(The records)

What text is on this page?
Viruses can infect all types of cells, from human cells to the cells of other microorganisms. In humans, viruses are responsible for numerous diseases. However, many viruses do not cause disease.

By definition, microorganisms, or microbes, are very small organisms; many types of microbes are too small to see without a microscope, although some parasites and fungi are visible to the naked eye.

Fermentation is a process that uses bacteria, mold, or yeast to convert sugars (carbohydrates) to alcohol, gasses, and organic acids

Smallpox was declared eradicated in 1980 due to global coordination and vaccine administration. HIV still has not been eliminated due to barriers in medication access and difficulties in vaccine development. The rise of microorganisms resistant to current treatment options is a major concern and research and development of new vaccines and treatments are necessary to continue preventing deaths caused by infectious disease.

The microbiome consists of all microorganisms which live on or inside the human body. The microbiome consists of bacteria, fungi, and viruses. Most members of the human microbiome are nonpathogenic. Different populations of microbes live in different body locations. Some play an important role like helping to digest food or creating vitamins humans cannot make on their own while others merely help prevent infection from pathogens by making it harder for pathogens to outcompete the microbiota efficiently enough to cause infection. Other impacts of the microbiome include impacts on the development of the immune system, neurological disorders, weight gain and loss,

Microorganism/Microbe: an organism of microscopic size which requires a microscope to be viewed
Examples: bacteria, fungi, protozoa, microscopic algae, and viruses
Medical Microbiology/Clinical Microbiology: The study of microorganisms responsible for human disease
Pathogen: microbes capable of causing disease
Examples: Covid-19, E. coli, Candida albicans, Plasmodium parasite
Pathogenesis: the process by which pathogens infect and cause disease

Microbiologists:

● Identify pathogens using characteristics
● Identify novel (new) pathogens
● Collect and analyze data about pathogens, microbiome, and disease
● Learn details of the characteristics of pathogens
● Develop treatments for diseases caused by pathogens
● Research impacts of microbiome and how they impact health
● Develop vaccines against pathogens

(End The records)

Line by line, restate the data exactly.

Answer box »
What text is on this page?
Viruses can infect all types of cells, from human cells to the cells of other microorganisms. In humans, viruses are responsible for numerous diseases. However, many viruses do not cause disease.

By definition, microorganisms, or microbes, are very small organisms; many types of microbes are too small to see without a microscope, although some parasites and fungi are visible to the naked eye.

Fermentation is a process that uses bacteria, mold, or yeast to convert sugars (carbohydrates) to alcohol, gasses, and organic acids

Smallpox was declared eradicated in 1980 due to global coordination and vaccine administration. HIV still has not been eliminated due to barriers in medication access and difficulties in vaccine development. The rise of microorganisms resistant to current treatment options is a major concern and research and development of new vaccines and treatments are necessary to continue preventing deaths caused by infectious disease.

The microbiome consists of all microorganisms which live on or inside the human body. The microbiome consists of bacteria, fungi, and viruses. Most members of the human microbiome are nonpathogenic. Different populations of microbes live in different body locations. Some play an important role like helping to digest food or creating vitamins humans cannot make on their own while others merely help prevent infection from pathogens by making it harder for pathogens to outcompete the microbiota efficiently enough to cause infection. Other impacts of the microbiome include impacts on the development of the immune system, neurological disorders, weight gain and loss,

Microorganism/Microbe: an organism of microscopic size which requires a microscope to be viewed
Examples: bacteria, fungi, protozoa, microscopic algae, and viruses
Medical Microbiology/Clinical Microbiology: The study of microorganisms responsible for human disease
Pathogen: microbes capable of causing disease
Examples: Covid-19, E. coli, Candida albicans, Plasmodium parasite
Pathogenesis: the process by which pathogens infect and cause disease

Microbiologists:

● Identify pathogens using characteristics
● Identify novel (new) pathogens
● Collect and analyze data about pathogens, microbiome, and disease
● Learn details of the characteristics of pathogens
● Develop treatments for diseases caused by pathogens
● Research impacts of microbiome and how they impact health
● Develop vaccines against pathogens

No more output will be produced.